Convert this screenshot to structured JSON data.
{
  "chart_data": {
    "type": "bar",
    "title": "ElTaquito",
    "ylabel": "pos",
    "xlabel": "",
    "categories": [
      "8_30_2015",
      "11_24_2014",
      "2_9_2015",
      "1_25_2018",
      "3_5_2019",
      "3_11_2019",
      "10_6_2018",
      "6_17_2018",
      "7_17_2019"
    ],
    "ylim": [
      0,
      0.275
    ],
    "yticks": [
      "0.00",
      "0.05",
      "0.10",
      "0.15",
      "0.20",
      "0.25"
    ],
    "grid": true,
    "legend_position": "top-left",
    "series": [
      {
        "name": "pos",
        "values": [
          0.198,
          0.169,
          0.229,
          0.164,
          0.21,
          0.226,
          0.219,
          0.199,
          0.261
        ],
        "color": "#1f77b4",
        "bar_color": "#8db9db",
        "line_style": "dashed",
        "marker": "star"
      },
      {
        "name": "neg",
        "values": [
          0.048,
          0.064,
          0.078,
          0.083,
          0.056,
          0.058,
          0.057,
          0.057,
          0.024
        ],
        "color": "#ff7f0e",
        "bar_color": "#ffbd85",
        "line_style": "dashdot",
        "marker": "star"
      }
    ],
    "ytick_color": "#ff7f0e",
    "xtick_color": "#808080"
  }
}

-.-.-

- **Problem requirements**: Repeat the material above in full, keeping every word.

- **Solved problem**:
Convert this screenshot to structured JSON data.
{
  "chart_data": {
    "type": "bar",
    "title": "ElTaquito",
    "ylabel": "pos",
    "xlabel": "",
    "categories": [
      "8_30_2015",
      "11_24_2014",
      "2_9_2015",
      "1_25_2018",
      "3_5_2019",
      "3_11_2019",
      "10_6_2018",
      "6_17_2018",
      "7_17_2019"
    ],
    "ylim": [
      0,
      0.275
    ],
    "yticks": [
      "0.00",
      "0.05",
      "0.10",
      "0.15",
      "0.20",
      "0.25"
    ],
    "grid": true,
    "legend_position": "top-left",
    "series": [
      {
        "name": "pos",
        "values": [
          0.198,
          0.169,
          0.229,
          0.164,
          0.21,
          0.226,
          0.219,
          0.199,
          0.261
        ],
        "color": "#1f77b4",
        "bar_color": "#8db9db",
        "line_style": "dashed",
        "marker": "star"
      },
      {
        "name": "neg",
        "values": [
          0.048,
          0.064,
          0.078,
          0.083,
          0.056,
          0.058,
          0.057,
          0.057,
          0.024
        ],
        "color": "#ff7f0e",
        "bar_color": "#ffbd85",
        "line_style": "dashdot",
        "marker": "star"
      }
    ],
    "ytick_color": "#ff7f0e",
    "xtick_color": "#808080"
  }
}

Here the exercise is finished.